• _SET EXERCISE_
In how many lines of the data does the word "title" appear? Give the number by itself.
--- Begin RECORDS SHOWN ---
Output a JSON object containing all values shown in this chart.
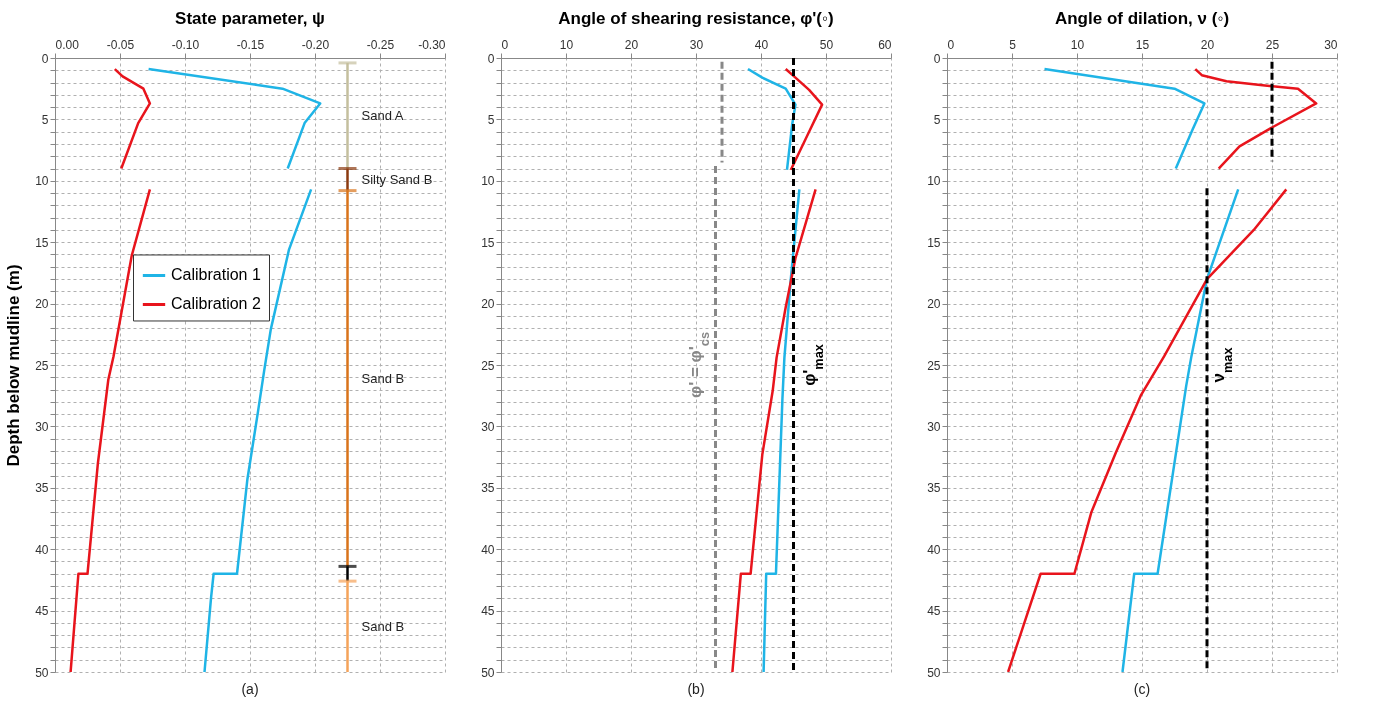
{
  "chart_data": [
    {
      "type": "line",
      "title": "State parameter, ψ",
      "ylabel": "Depth below mudline (m)",
      "xlim": [
        0,
        -0.3
      ],
      "xticks": [
        {
          "value": 0,
          "label": "0.00"
        },
        {
          "value": -0.05,
          "label": "-0.05"
        },
        {
          "value": -0.1,
          "label": "-0.10"
        },
        {
          "value": -0.15,
          "label": "-0.15"
        },
        {
          "value": -0.2,
          "label": "-0.20"
        },
        {
          "value": -0.25,
          "label": "-0.25"
        },
        {
          "value": -0.3,
          "label": "-0.30"
        }
      ],
      "ylim": [
        50,
        0
      ],
      "yticks": [
        0,
        {
          "value": 1,
          "label": null
        },
        {
          "value": 2,
          "label": null
        },
        {
          "value": 3,
          "label": null
        },
        {
          "value": 4,
          "label": null
        },
        5,
        {
          "value": 6,
          "label": null
        },
        {
          "value": 7,
          "label": null
        },
        {
          "value": 8,
          "label": null
        },
        {
          "value": 9,
          "label": null
        },
        10,
        {
          "value": 11,
          "label": null
        },
        {
          "value": 12,
          "label": null
        },
        {
          "value": 13,
          "label": null
        },
        {
          "value": 14,
          "label": null
        },
        15,
        {
          "value": 16,
          "label": null
        },
        {
          "value": 17,
          "label": null
        },
        {
          "value": 18,
          "label": null
        },
        {
          "value": 19,
          "label": null
        },
        20,
        {
          "value": 21,
          "label": null
        },
        {
          "value": 22,
          "label": null
        },
        {
          "value": 23,
          "label": null
        },
        {
          "value": 24,
          "label": null
        },
        25,
        {
          "value": 26,
          "label": null
        },
        {
          "value": 27,
          "label": null
        },
        {
          "value": 28,
          "label": null
        },
        {
          "value": 29,
          "label": null
        },
        30,
        {
          "value": 31,
          "label": null
        },
        {
          "value": 32,
          "label": null
        },
        {
          "value": 33,
          "label": null
        },
        {
          "value": 34,
          "label": null
        },
        35,
        {
          "value": 36,
          "label": null
        },
        {
          "value": 37,
          "label": null
        },
        {
          "value": 38,
          "label": null
        },
        {
          "value": 39,
          "label": null
        },
        40,
        {
          "value": 41,
          "label": null
        },
        {
          "value": 42,
          "label": null
        },
        {
          "value": 43,
          "label": null
        },
        {
          "value": 44,
          "label": null
        },
        45,
        {
          "value": 46,
          "label": null
        },
        {
          "value": 47,
          "label": null
        },
        {
          "value": 48,
          "label": null
        },
        {
          "value": 49,
          "label": null
        },
        50
      ],
      "grid": true,
      "legend": "left",
      "series": [
        {
          "name": "Calibration 1",
          "color": "#1fb4e6",
          "x": [
            -0.072,
            -0.175,
            -0.204,
            -0.192,
            -0.179,
            null,
            -0.197,
            -0.18,
            -0.166,
            -0.161,
            -0.156,
            -0.148,
            -0.14,
            -0.122,
            -0.12,
            -0.115
          ],
          "values": [
            0.9,
            2.5,
            3.7,
            5.3,
            9,
            null,
            10.7,
            15.6,
            22.1,
            25.4,
            28.9,
            34.3,
            42,
            42,
            44,
            50
          ]
        },
        {
          "name": "Calibration 2",
          "color": "#e8141c",
          "x": [
            -0.046,
            -0.052,
            -0.068,
            -0.073,
            -0.064,
            -0.051,
            null,
            -0.073,
            -0.059,
            -0.045,
            -0.041,
            -0.033,
            -0.025,
            -0.018,
            -0.012
          ],
          "values": [
            0.9,
            1.5,
            2.5,
            3.7,
            5.3,
            9,
            null,
            10.7,
            16.1,
            24.3,
            26.2,
            33,
            42,
            42,
            50
          ]
        },
        {
          "name": "Sand A",
          "color": "#c4bf9e",
          "x": [
            -0.225,
            -0.225
          ],
          "values": [
            0.4,
            9
          ]
        },
        {
          "name": "Silty Sand B",
          "color": "#8b3a0f",
          "x": [
            -0.225,
            -0.225
          ],
          "values": [
            9,
            10.8
          ]
        },
        {
          "name": "Sand B",
          "color": "#d9731a",
          "x": [
            -0.225,
            -0.225
          ],
          "values": [
            10.8,
            41.4
          ]
        },
        {
          "color": "#000000",
          "x": [
            -0.225,
            -0.225
          ],
          "values": [
            41.4,
            42.6
          ]
        },
        {
          "name": "Sand B",
          "color": "#f5a35a",
          "x": [
            -0.225,
            -0.225
          ],
          "values": [
            42.6,
            50
          ]
        }
      ],
      "annotations": [
        "(a)"
      ]
    },
    {
      "type": "line",
      "title": "Angle of shearing resistance, φ'(◦)",
      "xlim": [
        0,
        60
      ],
      "xticks": [
        0,
        10,
        20,
        30,
        40,
        50,
        60
      ],
      "ylim": [
        50,
        0
      ],
      "yticks": [
        0,
        {
          "value": 1,
          "label": null
        },
        {
          "value": 2,
          "label": null
        },
        {
          "value": 3,
          "label": null
        },
        {
          "value": 4,
          "label": null
        },
        5,
        {
          "value": 6,
          "label": null
        },
        {
          "value": 7,
          "label": null
        },
        {
          "value": 8,
          "label": null
        },
        {
          "value": 9,
          "label": null
        },
        10,
        {
          "value": 11,
          "label": null
        },
        {
          "value": 12,
          "label": null
        },
        {
          "value": 13,
          "label": null
        },
        {
          "value": 14,
          "label": null
        },
        15,
        {
          "value": 16,
          "label": null
        },
        {
          "value": 17,
          "label": null
        },
        {
          "value": 18,
          "label": null
        },
        {
          "value": 19,
          "label": null
        },
        20,
        {
          "value": 21,
          "label": null
        },
        {
          "value": 22,
          "label": null
        },
        {
          "value": 23,
          "label": null
        },
        {
          "value": 24,
          "label": null
        },
        25,
        {
          "value": 26,
          "label": null
        },
        {
          "value": 27,
          "label": null
        },
        {
          "value": 28,
          "label": null
        },
        {
          "value": 29,
          "label": null
        },
        30,
        {
          "value": 31,
          "label": null
        },
        {
          "value": 32,
          "label": null
        },
        {
          "value": 33,
          "label": null
        },
        {
          "value": 34,
          "label": null
        },
        35,
        {
          "value": 36,
          "label": null
        },
        {
          "value": 37,
          "label": null
        },
        {
          "value": 38,
          "label": null
        },
        {
          "value": 39,
          "label": null
        },
        40,
        {
          "value": 41,
          "label": null
        },
        {
          "value": 42,
          "label": null
        },
        {
          "value": 43,
          "label": null
        },
        {
          "value": 44,
          "label": null
        },
        45,
        {
          "value": 46,
          "label": null
        },
        {
          "value": 47,
          "label": null
        },
        {
          "value": 48,
          "label": null
        },
        {
          "value": 49,
          "label": null
        },
        50
      ],
      "grid": true,
      "series": [
        {
          "color": "#1fb4e6",
          "x": [
            38,
            40.2,
            43.8,
            45.3,
            44.8,
            44,
            null,
            45.9,
            44.6,
            43.6,
            43.3,
            42.3,
            40.8,
            40.4
          ],
          "values": [
            0.9,
            1.6,
            2.5,
            3.8,
            5.4,
            9.1,
            null,
            10.7,
            17.9,
            24.4,
            27.7,
            42,
            42,
            50
          ]
        },
        {
          "color": "#e8141c",
          "x": [
            43.8,
            45.3,
            47.4,
            49.4,
            47.4,
            44.6,
            null,
            48.4,
            45.3,
            43.8,
            42.4,
            41.8,
            40.2,
            38.4,
            36.9,
            35.6
          ],
          "values": [
            0.9,
            1.6,
            2.6,
            3.8,
            6,
            9.1,
            null,
            10.7,
            16.3,
            20.3,
            24.4,
            27.1,
            32.3,
            42,
            42,
            50
          ]
        },
        {
          "name": "φ' = φ'$_{cs}$",
          "color": "#888888",
          "line_style": "dashed",
          "x": [
            34,
            34,
            null,
            33,
            33
          ],
          "values": [
            0.3,
            8.5,
            null,
            8.8,
            50
          ]
        }
      ],
      "ref_lines": [
        {
          "axis": "x",
          "value": 45,
          "label": "φ'$_{max}$",
          "color": "#000000",
          "line_style": "dashed"
        }
      ],
      "annotations": [
        "(b)"
      ]
    },
    {
      "type": "line",
      "title": "Angle of dilation, ν (◦)",
      "xlim": [
        0,
        30
      ],
      "xticks": [
        0,
        5,
        10,
        15,
        20,
        25,
        30
      ],
      "ylim": [
        50,
        0
      ],
      "yticks": [
        0,
        {
          "value": 1,
          "label": null
        },
        {
          "value": 2,
          "label": null
        },
        {
          "value": 3,
          "label": null
        },
        {
          "value": 4,
          "label": null
        },
        5,
        {
          "value": 6,
          "label": null
        },
        {
          "value": 7,
          "label": null
        },
        {
          "value": 8,
          "label": null
        },
        {
          "value": 9,
          "label": null
        },
        10,
        {
          "value": 11,
          "label": null
        },
        {
          "value": 12,
          "label": null
        },
        {
          "value": 13,
          "label": null
        },
        {
          "value": 14,
          "label": null
        },
        15,
        {
          "value": 16,
          "label": null
        },
        {
          "value": 17,
          "label": null
        },
        {
          "value": 18,
          "label": null
        },
        {
          "value": 19,
          "label": null
        },
        20,
        {
          "value": 21,
          "label": null
        },
        {
          "value": 22,
          "label": null
        },
        {
          "value": 23,
          "label": null
        },
        {
          "value": 24,
          "label": null
        },
        25,
        {
          "value": 26,
          "label": null
        },
        {
          "value": 27,
          "label": null
        },
        {
          "value": 28,
          "label": null
        },
        {
          "value": 29,
          "label": null
        },
        30,
        {
          "value": 31,
          "label": null
        },
        {
          "value": 32,
          "label": null
        },
        {
          "value": 33,
          "label": null
        },
        {
          "value": 34,
          "label": null
        },
        35,
        {
          "value": 36,
          "label": null
        },
        {
          "value": 37,
          "label": null
        },
        {
          "value": 38,
          "label": null
        },
        {
          "value": 39,
          "label": null
        },
        40,
        {
          "value": 41,
          "label": null
        },
        {
          "value": 42,
          "label": null
        },
        {
          "value": 43,
          "label": null
        },
        {
          "value": 44,
          "label": null
        },
        45,
        {
          "value": 46,
          "label": null
        },
        {
          "value": 47,
          "label": null
        },
        {
          "value": 48,
          "label": null
        },
        {
          "value": 49,
          "label": null
        },
        50
      ],
      "grid": true,
      "series": [
        {
          "color": "#1fb4e6",
          "x": [
            7.5,
            17.5,
            19.8,
            18.9,
            17.6,
            null,
            22.4,
            20,
            18.8,
            18.4,
            16.2,
            14.4,
            13.5
          ],
          "values": [
            0.9,
            2.5,
            3.7,
            5.8,
            9,
            null,
            10.7,
            18,
            24.3,
            26.7,
            42,
            42,
            50
          ]
        },
        {
          "color": "#e8141c",
          "x": [
            19.1,
            19.6,
            21.5,
            24.1,
            27,
            28.4,
            25.1,
            22.5,
            20.9,
            null,
            26.1,
            23.6,
            20,
            16.7,
            14.9,
            13,
            11.1,
            9.8,
            7.2,
            4.7
          ],
          "values": [
            0.9,
            1.4,
            1.9,
            2.2,
            2.5,
            3.7,
            5.6,
            7.2,
            9,
            null,
            10.7,
            14,
            18,
            24.3,
            27.5,
            32.1,
            37,
            42,
            42,
            50
          ]
        },
        {
          "name": "ν$_{max}$",
          "color": "#000000",
          "line_style": "dashed",
          "x": [
            25,
            25,
            null,
            20,
            20
          ],
          "values": [
            0.3,
            8.4,
            null,
            10.6,
            50
          ]
        }
      ],
      "annotations": [
        "(c)"
      ]
    }
  ]
}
--- End RECORDS SHOWN ---
• _TASK SOLUTION_
3